## Given task:
Show all lines from the data that include the word "operator".

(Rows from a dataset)
★ ★ ★ ★ ★ ★ ★
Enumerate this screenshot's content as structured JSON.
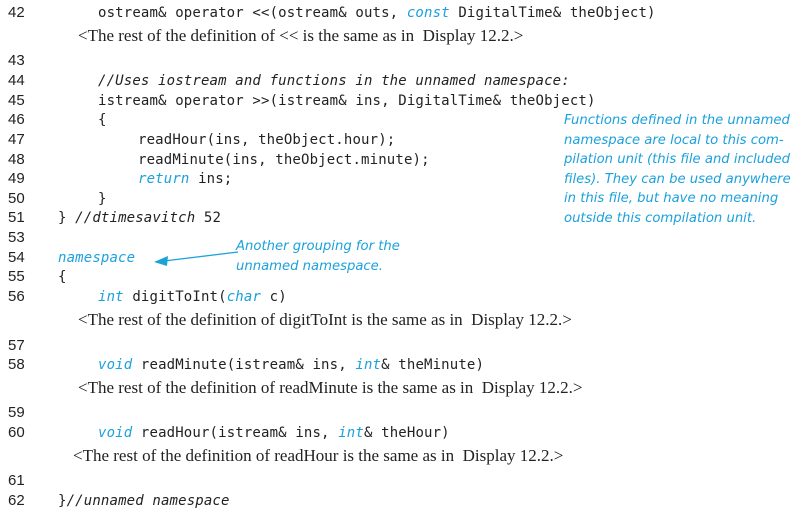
{
  "listing": {
    "lines": [
      {
        "num": "42",
        "parts": [
          {
            "t": "ostream& operator <<(ostream& outs, "
          },
          {
            "t": "const",
            "kw": true
          },
          {
            "t": " DigitalTime& theObject)"
          }
        ]
      },
      {
        "prose": "<The rest of the definition of << is the same as in  Display 12.2.>"
      },
      {
        "num": "43",
        "parts": []
      },
      {
        "num": "44",
        "parts": [
          {
            "t": "//Uses iostream and functions in the unnamed namespace:",
            "cm": true
          }
        ]
      },
      {
        "num": "45",
        "parts": [
          {
            "t": "istream& operator >>(istream& ins, DigitalTime& theObject)"
          }
        ]
      },
      {
        "num": "46",
        "parts": [
          {
            "t": "{"
          }
        ]
      },
      {
        "num": "47",
        "parts": [
          {
            "t": "readHour(ins, theObject.hour);"
          }
        ]
      },
      {
        "num": "48",
        "parts": [
          {
            "t": "readMinute(ins, theObject.minute);"
          }
        ]
      },
      {
        "num": "49",
        "parts": [
          {
            "t": "return",
            "kw": true
          },
          {
            "t": " ins;"
          }
        ]
      },
      {
        "num": "50",
        "parts": [
          {
            "t": "}"
          }
        ]
      },
      {
        "num": "51",
        "parts": [
          {
            "t": "} "
          },
          {
            "t": "//dtimesavitch",
            "cm": true
          },
          {
            "t": " 52"
          }
        ]
      },
      {
        "num": "53",
        "parts": []
      },
      {
        "num": "54",
        "parts": [
          {
            "t": "namespace",
            "kw": true
          }
        ]
      },
      {
        "num": "55",
        "parts": [
          {
            "t": "{"
          }
        ]
      },
      {
        "num": "56",
        "parts": [
          {
            "t": "int",
            "kw": true
          },
          {
            "t": " digitToInt("
          },
          {
            "t": "char",
            "kw": true
          },
          {
            "t": " c)"
          }
        ]
      },
      {
        "prose": "<The rest of the definition of digitToInt is the same as in  Display 12.2.>"
      },
      {
        "num": "57",
        "parts": []
      },
      {
        "num": "58",
        "parts": [
          {
            "t": "void",
            "kw": true
          },
          {
            "t": " readMinute(istream& ins, "
          },
          {
            "t": "int",
            "kw": true
          },
          {
            "t": "& theMinute)"
          }
        ]
      },
      {
        "prose": "<The rest of the definition of readMinute is the same as in  Display 12.2.>"
      },
      {
        "num": "59",
        "parts": []
      },
      {
        "num": "60",
        "parts": [
          {
            "t": "void",
            "kw": true
          },
          {
            "t": " readHour(istream& ins, "
          },
          {
            "t": "int",
            "kw": true
          },
          {
            "t": "& theHour)"
          }
        ]
      },
      {
        "prose": "<The rest of the definition of readHour is the same as in  Display 12.2.>"
      },
      {
        "num": "61",
        "parts": []
      },
      {
        "num": "62",
        "parts": [
          {
            "t": "}"
          },
          {
            "t": "//unnamed namespace",
            "cm": true
          }
        ]
      }
    ]
  },
  "annotations": {
    "unnamed_namespace_scope": [
      "Functions defined in the unnamed",
      "namespace are local to this com-",
      "pilation unit (this file and included",
      "files). They can be used anywhere",
      "in this file, but have no meaning",
      "outside this compilation unit."
    ],
    "another_grouping": [
      "Another grouping for the",
      "unnamed namespace."
    ]
  },
  "colors": {
    "keyword": "#1ba1dc",
    "annotation": "#1ba1dc",
    "text": "#222222"
  }
}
★ ★ ★ ★ ★ ★ ★
## Full answer:
            "t": "ostream& operator <<(ostream& outs, "
            "t": "istream& operator >>(istream& ins, DigitalTime& theObject)"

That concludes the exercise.